### [Objective]
Provide the number of lines where the word "Read" occurs, and no other text.

Source records
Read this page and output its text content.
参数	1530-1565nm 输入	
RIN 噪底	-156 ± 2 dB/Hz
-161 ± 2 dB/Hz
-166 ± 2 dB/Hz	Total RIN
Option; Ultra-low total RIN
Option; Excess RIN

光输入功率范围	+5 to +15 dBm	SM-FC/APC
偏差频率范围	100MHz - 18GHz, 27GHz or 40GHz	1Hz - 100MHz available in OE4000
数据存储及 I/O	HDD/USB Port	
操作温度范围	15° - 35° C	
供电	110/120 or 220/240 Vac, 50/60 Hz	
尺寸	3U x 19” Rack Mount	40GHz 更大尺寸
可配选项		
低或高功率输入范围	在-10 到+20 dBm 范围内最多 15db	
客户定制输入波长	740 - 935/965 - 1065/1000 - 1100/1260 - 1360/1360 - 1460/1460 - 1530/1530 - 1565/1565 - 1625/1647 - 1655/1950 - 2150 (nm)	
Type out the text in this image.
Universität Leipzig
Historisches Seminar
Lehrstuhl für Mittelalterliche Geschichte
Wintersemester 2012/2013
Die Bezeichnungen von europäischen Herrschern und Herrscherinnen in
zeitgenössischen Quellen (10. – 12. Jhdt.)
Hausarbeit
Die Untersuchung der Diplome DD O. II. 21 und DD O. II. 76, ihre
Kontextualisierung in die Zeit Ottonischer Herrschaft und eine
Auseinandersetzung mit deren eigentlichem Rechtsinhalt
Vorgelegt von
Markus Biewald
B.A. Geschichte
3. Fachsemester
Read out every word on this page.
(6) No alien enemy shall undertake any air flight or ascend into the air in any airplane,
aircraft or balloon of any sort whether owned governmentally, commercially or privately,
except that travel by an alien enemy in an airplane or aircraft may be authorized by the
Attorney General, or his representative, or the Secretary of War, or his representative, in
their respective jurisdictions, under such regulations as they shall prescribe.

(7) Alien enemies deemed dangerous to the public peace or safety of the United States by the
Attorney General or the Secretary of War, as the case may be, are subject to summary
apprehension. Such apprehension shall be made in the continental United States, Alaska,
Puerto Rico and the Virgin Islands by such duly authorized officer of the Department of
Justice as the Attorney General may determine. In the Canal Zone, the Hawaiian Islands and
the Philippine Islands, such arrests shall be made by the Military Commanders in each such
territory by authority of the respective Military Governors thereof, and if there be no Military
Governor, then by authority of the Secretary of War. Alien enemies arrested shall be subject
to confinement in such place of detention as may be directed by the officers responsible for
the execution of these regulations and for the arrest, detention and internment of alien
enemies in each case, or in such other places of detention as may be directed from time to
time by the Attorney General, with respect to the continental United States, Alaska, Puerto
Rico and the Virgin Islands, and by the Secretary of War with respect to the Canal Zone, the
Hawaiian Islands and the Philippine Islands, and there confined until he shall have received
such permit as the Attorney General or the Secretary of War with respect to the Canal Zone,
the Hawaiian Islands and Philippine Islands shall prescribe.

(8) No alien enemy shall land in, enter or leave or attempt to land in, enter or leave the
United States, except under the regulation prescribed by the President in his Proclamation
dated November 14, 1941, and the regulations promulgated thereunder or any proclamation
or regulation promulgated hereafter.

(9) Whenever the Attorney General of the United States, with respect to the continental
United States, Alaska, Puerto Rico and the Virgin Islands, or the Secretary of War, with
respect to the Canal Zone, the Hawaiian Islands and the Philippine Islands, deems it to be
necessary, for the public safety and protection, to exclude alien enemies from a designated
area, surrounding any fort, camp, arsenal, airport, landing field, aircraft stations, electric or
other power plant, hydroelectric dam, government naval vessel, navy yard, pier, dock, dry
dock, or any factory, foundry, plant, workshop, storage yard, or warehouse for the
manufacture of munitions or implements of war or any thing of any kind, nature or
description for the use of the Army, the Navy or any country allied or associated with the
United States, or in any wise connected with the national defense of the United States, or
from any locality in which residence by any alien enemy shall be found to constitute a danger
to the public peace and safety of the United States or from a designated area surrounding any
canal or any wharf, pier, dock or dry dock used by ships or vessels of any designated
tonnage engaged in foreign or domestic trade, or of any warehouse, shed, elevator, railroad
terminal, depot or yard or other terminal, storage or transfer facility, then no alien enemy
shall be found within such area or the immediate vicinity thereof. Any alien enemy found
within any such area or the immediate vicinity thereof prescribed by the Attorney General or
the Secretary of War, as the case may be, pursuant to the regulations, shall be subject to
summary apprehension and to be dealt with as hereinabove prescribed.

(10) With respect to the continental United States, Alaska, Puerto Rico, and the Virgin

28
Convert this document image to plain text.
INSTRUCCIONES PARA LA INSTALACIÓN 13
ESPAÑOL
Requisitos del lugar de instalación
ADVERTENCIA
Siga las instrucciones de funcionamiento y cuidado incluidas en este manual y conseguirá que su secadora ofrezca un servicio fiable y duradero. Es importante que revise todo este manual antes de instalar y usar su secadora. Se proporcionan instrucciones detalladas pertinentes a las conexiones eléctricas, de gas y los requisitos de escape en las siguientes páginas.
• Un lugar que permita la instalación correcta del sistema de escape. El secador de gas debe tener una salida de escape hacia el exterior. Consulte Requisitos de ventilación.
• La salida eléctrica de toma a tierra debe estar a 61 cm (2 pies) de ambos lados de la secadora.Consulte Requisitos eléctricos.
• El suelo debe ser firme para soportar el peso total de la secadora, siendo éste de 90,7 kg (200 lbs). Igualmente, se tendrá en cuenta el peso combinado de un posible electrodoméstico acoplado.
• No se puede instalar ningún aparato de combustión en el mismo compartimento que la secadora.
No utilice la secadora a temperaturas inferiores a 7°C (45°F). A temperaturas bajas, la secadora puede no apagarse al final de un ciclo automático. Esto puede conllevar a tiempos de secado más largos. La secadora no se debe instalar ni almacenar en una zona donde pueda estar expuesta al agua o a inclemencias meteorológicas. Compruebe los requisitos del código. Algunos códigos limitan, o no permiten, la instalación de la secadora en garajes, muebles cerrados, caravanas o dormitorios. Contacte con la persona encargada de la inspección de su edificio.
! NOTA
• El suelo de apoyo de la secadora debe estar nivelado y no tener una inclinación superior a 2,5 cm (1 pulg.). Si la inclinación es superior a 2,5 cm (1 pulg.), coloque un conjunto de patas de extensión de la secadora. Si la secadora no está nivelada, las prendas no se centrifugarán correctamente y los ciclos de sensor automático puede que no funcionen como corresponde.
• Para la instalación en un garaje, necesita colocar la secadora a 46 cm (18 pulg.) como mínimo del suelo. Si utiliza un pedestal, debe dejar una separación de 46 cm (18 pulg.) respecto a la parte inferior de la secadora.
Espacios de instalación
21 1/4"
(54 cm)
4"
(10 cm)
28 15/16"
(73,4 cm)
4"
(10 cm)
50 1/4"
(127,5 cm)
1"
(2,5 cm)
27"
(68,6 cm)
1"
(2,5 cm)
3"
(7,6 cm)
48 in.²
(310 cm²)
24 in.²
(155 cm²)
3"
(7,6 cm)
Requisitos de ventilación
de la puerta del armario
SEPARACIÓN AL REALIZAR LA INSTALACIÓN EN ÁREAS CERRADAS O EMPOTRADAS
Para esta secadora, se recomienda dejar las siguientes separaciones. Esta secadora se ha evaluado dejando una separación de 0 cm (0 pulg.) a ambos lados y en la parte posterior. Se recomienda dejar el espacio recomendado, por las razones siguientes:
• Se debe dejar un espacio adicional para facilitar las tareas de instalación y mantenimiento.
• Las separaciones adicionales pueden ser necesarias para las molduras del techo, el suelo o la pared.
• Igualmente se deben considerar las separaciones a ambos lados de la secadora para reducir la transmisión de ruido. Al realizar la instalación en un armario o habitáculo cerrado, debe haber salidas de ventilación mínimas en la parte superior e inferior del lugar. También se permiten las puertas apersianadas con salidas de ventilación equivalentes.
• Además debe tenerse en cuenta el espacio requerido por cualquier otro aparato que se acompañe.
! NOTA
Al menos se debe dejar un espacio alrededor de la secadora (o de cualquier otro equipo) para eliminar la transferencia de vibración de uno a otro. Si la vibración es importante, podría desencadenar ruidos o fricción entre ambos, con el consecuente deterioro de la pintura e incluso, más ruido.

### [The answer]
2